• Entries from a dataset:
__________
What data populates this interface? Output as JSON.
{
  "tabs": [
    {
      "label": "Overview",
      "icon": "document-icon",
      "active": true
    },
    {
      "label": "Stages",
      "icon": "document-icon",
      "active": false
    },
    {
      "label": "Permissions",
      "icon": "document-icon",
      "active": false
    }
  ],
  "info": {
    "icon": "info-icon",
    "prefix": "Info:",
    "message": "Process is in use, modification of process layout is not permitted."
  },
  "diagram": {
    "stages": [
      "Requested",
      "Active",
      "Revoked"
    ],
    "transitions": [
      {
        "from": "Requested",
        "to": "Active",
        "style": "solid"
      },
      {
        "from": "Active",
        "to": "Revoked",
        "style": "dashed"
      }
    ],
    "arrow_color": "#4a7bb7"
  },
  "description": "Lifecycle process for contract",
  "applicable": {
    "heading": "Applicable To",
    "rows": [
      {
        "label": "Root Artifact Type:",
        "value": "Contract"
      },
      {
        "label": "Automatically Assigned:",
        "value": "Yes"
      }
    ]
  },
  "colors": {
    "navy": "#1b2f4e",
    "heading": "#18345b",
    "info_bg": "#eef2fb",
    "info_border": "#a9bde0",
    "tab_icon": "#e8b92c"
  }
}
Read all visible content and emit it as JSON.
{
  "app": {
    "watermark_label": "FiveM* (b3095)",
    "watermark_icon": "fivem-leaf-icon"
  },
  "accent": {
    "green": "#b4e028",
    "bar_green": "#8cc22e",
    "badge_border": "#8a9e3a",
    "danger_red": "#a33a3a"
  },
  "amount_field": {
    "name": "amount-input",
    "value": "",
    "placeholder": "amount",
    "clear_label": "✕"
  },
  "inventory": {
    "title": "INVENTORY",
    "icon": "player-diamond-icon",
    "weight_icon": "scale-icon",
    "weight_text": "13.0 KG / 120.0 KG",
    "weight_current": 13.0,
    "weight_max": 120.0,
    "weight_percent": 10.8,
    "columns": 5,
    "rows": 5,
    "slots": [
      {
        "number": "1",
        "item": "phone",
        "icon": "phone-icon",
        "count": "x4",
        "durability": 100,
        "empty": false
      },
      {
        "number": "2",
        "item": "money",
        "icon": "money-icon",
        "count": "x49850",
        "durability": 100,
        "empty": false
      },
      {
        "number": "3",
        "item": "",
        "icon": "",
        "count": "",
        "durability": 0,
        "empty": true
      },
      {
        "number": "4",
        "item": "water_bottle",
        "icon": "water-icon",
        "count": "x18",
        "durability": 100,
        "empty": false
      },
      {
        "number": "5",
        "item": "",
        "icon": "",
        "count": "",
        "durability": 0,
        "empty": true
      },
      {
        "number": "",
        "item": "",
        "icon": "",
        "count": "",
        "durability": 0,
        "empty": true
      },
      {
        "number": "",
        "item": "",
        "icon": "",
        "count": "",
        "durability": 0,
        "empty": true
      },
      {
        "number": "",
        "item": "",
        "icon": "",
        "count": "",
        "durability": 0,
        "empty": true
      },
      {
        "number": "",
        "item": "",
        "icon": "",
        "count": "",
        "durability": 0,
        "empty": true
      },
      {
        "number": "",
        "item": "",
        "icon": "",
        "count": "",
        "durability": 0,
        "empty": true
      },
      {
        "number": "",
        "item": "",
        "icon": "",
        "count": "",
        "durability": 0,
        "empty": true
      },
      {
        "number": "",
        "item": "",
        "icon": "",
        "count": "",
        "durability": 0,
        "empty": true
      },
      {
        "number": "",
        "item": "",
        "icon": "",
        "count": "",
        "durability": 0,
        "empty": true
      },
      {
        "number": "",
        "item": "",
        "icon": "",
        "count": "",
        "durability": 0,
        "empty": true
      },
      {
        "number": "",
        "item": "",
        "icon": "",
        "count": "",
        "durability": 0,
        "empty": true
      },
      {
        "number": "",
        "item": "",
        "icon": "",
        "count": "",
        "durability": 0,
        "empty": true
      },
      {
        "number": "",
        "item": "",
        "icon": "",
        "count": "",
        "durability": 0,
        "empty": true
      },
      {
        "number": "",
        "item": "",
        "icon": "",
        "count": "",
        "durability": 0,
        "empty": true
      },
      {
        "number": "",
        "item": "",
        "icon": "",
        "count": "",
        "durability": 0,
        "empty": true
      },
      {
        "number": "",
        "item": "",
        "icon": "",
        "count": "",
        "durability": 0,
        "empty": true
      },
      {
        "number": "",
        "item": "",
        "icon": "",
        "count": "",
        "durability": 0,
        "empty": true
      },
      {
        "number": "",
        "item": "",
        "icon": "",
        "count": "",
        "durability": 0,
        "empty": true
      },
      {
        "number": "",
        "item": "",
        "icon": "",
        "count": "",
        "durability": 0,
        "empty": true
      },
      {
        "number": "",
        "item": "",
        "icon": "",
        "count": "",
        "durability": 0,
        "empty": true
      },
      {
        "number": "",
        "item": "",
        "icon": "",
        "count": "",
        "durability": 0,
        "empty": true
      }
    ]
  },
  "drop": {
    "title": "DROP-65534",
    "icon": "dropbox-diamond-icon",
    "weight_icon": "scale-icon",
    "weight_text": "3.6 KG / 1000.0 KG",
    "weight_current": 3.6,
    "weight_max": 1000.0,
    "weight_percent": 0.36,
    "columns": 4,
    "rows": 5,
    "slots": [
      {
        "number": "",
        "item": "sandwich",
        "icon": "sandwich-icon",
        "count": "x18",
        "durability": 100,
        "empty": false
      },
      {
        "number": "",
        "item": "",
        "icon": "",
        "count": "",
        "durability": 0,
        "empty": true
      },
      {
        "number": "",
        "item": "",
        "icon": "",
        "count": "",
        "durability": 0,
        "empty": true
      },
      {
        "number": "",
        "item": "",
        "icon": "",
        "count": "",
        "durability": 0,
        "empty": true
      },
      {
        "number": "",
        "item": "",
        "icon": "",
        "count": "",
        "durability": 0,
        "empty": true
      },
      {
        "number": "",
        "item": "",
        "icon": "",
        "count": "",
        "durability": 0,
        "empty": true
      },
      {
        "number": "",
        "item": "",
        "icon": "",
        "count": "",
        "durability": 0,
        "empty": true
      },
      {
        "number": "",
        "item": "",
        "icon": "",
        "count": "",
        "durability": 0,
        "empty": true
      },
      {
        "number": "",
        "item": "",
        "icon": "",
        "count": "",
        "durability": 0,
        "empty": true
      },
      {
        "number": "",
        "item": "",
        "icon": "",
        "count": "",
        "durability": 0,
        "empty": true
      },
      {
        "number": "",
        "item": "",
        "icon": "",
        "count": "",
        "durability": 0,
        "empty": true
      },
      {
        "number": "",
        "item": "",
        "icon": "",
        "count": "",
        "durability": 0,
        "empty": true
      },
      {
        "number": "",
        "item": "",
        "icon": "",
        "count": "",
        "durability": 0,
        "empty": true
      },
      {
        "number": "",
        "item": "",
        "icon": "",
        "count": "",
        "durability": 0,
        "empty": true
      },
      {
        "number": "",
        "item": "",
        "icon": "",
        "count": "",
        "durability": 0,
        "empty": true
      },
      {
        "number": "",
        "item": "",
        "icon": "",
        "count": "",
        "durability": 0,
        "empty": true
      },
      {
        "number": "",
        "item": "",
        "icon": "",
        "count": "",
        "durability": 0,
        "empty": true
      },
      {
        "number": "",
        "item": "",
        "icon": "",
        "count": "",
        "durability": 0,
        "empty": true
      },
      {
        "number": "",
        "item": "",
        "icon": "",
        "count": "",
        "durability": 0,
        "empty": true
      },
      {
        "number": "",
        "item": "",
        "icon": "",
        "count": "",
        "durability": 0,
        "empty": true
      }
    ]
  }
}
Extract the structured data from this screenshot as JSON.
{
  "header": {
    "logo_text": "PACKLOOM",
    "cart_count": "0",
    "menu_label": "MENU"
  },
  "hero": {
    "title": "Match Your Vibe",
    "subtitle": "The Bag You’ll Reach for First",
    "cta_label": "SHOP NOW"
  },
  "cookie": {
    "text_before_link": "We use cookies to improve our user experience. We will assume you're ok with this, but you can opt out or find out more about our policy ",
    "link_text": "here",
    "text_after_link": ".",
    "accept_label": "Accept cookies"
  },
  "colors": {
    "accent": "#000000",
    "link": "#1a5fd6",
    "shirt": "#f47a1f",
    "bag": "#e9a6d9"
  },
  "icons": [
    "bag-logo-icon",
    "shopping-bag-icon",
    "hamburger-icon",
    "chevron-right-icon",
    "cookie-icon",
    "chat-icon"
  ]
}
__________
• Requirement:
Reproduce only the lines between the line containing "Extract the structured" and the last line of the records, those two lines included, exactly.

• Reply to the exercise:
Extract the structured data from this screenshot as JSON.
{
  "header": {
    "logo_text": "PACKLOOM",
    "cart_count": "0",
    "menu_label": "MENU"
  },
  "hero": {
    "title": "Match Your Vibe",
    "subtitle": "The Bag You’ll Reach for First",
    "cta_label": "SHOP NOW"
  },
  "cookie": {
    "text_before_link": "We use cookies to improve our user experience. We will assume you're ok with this, but you can opt out or find out more about our policy ",
    "link_text": "here",
    "text_after_link": ".",
    "accept_label": "Accept cookies"
  },
  "colors": {
    "accent": "#000000",
    "link": "#1a5fd6",
    "shirt": "#f47a1f",
    "bag": "#e9a6d9"
  },
  "icons": [
    "bag-logo-icon",
    "shopping-bag-icon",
    "hamburger-icon",
    "chevron-right-icon",
    "cookie-icon",
    "chat-icon"
  ]
}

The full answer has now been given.